(Instructions to follow) In the data below, find each line containing the string "back" and return it.

(Dataset)
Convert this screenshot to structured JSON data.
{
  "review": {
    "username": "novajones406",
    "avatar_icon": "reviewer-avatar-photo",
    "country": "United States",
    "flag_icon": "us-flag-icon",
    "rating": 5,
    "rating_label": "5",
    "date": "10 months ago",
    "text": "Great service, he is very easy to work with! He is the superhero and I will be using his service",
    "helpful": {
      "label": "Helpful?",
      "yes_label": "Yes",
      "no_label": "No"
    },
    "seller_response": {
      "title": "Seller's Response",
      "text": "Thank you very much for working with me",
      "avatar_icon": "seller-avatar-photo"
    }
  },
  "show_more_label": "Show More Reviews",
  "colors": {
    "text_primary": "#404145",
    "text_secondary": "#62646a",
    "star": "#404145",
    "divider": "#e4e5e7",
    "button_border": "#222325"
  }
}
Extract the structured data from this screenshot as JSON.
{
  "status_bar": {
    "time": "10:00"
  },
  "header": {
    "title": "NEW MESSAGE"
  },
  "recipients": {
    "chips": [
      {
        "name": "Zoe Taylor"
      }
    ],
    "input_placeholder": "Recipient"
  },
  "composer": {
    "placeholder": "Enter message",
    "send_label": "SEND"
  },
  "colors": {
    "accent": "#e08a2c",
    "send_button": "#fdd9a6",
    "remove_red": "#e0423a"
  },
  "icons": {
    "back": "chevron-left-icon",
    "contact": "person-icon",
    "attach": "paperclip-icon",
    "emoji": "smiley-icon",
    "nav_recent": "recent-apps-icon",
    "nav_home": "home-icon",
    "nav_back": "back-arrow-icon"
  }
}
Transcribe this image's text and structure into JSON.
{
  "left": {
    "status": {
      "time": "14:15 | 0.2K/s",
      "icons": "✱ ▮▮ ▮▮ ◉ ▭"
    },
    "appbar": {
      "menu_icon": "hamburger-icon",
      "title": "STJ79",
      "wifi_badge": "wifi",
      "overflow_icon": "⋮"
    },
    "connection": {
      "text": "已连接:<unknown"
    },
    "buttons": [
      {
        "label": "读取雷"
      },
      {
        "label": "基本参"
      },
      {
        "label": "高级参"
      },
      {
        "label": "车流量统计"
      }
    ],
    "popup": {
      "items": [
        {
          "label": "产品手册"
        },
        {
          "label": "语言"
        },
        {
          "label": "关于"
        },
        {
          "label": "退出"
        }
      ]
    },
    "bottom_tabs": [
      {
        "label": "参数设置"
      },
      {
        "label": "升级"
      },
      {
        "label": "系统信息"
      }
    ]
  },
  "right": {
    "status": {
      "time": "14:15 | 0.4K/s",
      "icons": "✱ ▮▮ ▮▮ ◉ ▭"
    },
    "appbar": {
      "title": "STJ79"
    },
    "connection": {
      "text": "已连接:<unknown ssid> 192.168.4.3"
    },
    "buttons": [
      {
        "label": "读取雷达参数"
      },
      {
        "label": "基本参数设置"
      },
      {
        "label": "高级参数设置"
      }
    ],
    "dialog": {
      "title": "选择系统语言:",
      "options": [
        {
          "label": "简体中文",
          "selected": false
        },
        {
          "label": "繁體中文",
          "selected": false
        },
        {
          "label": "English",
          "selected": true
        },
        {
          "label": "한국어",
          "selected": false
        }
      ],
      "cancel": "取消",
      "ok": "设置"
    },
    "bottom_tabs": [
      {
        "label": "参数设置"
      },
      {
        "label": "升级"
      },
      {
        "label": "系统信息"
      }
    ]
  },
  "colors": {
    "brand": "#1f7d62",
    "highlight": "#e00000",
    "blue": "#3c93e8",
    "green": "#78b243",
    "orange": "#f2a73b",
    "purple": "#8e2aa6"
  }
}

--

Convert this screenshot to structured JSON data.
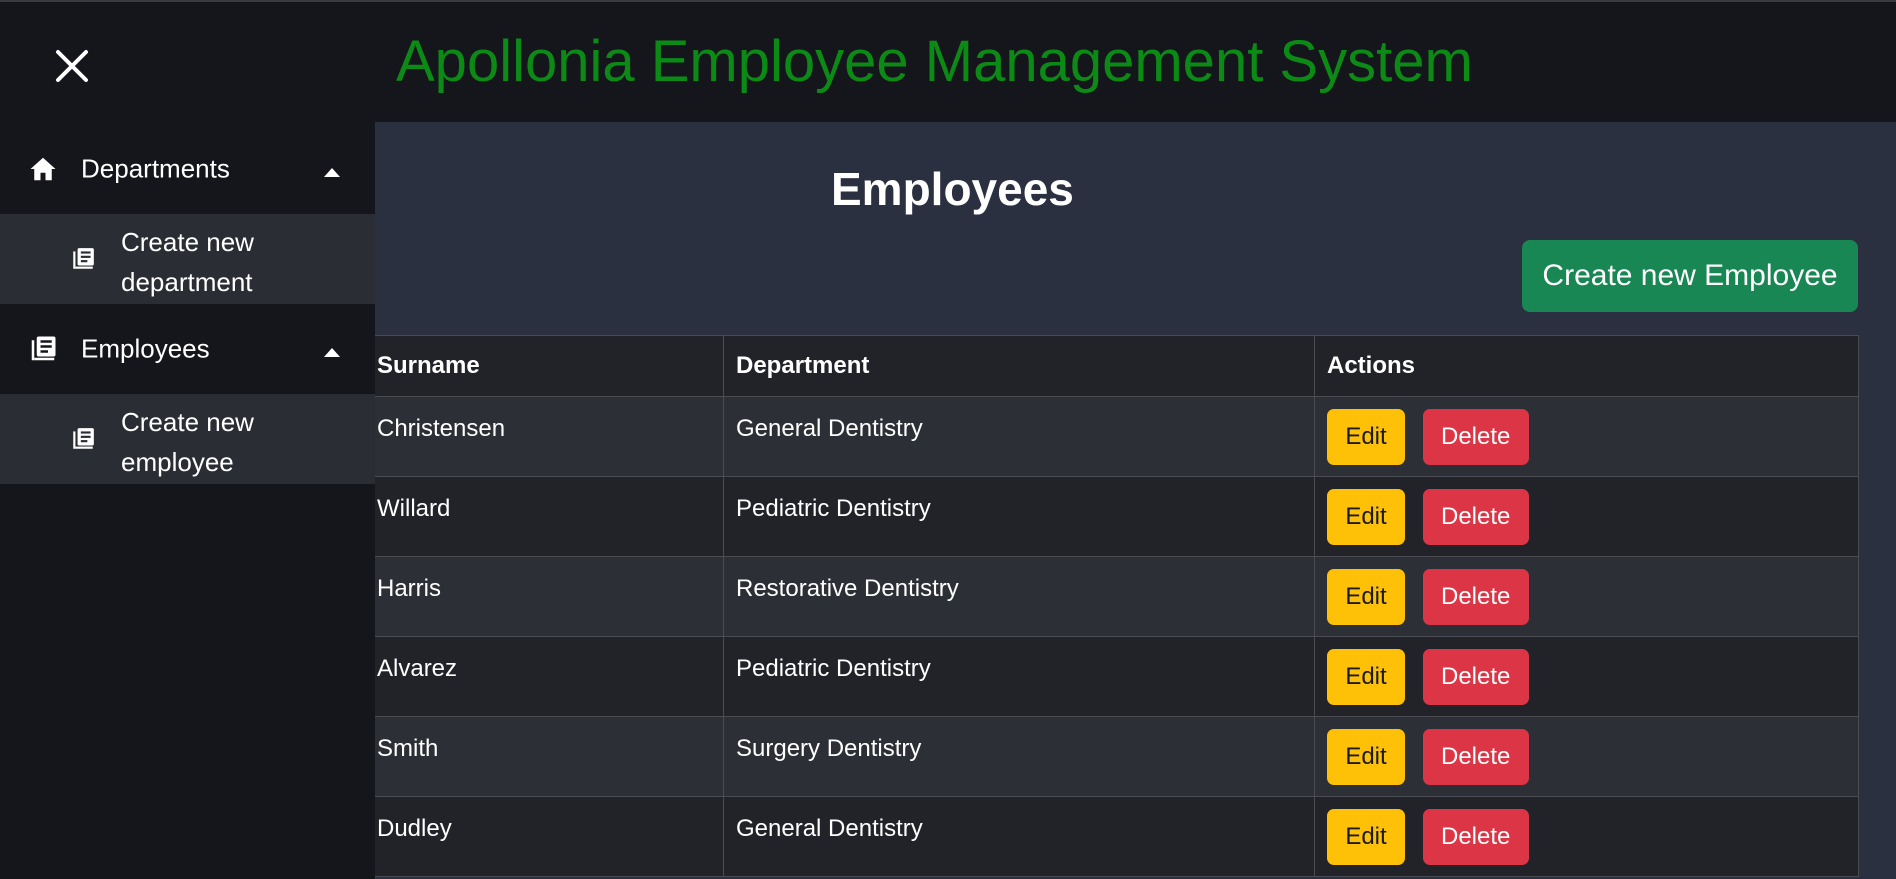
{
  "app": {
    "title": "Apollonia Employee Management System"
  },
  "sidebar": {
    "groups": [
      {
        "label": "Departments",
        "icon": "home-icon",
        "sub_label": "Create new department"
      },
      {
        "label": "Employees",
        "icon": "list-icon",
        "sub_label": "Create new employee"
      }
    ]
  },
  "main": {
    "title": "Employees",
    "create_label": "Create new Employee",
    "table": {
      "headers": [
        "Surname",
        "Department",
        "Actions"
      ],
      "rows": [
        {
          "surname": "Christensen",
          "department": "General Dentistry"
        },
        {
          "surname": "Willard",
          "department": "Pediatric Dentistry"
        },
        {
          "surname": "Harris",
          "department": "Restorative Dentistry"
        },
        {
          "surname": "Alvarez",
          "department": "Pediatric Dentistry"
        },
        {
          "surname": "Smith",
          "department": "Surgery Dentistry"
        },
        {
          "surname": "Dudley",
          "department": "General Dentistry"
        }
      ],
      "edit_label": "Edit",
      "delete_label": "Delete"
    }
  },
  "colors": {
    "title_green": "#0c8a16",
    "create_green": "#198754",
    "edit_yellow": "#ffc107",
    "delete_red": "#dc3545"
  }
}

(Solved exercise)
    "back": "chevron-left-icon",
    "nav_back": "back-arrow-icon"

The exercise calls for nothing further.